Later, the poet acceded to the chieftaincy around 1643 following his father's death. The poet's house was described as “a safe haven for persecuted bards”. A grateful poet left a vivid picture of life in Killaha Castle during the days of the Revolution when the poet extended an open-hearted welcome to his brother bards:

The house of Geoffrey - short seems the night to hundreds; House of accomplishments, in which songs are sung to harps; House of festivity and hospitality, in which wines are drunk; House of bestowing, in which bards are rewarded substantially; Stronghold of the clergy, where Latin is fluently read; Stronghold, where the maidens embroider silken robes; Stronghold, liberal in dispensing gems to sons of princes; Stronghold of gifts unceasingly given to guests, Mansion of heroes, unsubdued by wicked threats; Mansion of wonders, of the valiant man who stored not jewels; Mansion of verses freely running to honour nobles; Mansion of airiness is the Gaelic dwelling, roomy and delightful.

In 1652 Kilaha Castle was hit with newly employed cannon by General Ludlow’s army during the Cromwellian conquest of Ireland. The castle was partially destroyed.

## EXERCISE BRIEF
Write out the whole excerpt about the poet and Killaha Castle word for word. The lines that come next are separate material and have no connection to the excerpt about Killaha Castle.

## DATA SUPPLIED
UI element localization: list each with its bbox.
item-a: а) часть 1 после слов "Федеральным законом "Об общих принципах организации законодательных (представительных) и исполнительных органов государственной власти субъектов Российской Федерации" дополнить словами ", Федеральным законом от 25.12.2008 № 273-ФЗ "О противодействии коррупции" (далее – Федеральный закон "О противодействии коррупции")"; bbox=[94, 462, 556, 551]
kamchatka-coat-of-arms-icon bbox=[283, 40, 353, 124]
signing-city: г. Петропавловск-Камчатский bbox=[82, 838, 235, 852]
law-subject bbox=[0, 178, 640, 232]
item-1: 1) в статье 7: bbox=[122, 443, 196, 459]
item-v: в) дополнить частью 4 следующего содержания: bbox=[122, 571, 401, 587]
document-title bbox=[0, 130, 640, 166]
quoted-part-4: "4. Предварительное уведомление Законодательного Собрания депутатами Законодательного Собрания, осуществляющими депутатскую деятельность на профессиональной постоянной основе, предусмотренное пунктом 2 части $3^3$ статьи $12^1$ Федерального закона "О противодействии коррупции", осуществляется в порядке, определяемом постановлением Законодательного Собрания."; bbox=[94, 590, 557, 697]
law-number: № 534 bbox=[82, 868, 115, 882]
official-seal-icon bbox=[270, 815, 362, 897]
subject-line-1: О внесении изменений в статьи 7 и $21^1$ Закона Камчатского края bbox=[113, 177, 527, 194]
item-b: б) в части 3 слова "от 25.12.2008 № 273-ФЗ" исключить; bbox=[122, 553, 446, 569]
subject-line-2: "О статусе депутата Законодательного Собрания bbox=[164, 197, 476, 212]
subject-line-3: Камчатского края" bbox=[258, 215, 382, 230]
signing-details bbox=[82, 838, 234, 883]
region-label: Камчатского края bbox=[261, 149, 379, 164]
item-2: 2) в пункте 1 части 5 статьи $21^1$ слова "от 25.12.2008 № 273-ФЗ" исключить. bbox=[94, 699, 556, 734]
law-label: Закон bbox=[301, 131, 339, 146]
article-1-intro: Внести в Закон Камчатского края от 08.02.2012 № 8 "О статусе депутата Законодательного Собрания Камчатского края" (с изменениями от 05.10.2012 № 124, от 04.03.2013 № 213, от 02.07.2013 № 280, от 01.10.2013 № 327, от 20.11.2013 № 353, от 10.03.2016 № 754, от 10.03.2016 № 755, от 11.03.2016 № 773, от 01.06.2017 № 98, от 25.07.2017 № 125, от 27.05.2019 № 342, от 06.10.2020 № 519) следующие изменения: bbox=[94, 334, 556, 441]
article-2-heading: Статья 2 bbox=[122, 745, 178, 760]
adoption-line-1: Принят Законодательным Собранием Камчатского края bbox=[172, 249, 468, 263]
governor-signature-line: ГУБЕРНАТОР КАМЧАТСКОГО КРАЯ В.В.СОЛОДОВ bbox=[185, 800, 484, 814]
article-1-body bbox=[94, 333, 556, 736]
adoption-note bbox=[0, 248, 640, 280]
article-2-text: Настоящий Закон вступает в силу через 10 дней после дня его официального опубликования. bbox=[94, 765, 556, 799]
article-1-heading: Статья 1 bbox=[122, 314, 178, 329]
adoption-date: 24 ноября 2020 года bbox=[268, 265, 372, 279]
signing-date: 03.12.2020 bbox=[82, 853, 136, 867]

## OUTPUT OF THE EXERCISE
Later, the poet acceded to the chieftaincy around 1643 following his father's death. The poet's house was described as “a safe haven for persecuted bards”. A grateful poet left a vivid picture of life in Killaha Castle during the days of the Revolution when the poet extended an open-hearted welcome to his brother bards:

The house of Geoffrey - short seems the night to hundreds; House of accomplishments, in which songs are sung to harps; House of festivity and hospitality, in which wines are drunk; House of bestowing, in which bards are rewarded substantially; Stronghold of the clergy, where Latin is fluently read; Stronghold, where the maidens embroider silken robes; Stronghold, liberal in dispensing gems to sons of princes; Stronghold of gifts unceasingly given to guests, Mansion of heroes, unsubdued by wicked threats; Mansion of wonders, of the valiant man who stored not jewels; Mansion of verses freely running to honour nobles; Mansion of airiness is the Gaelic dwelling, roomy and delightful.

In 1652 Kilaha Castle was hit with newly employed cannon by General Ludlow’s army during the Cromwellian conquest of Ireland. The castle was partially destroyed.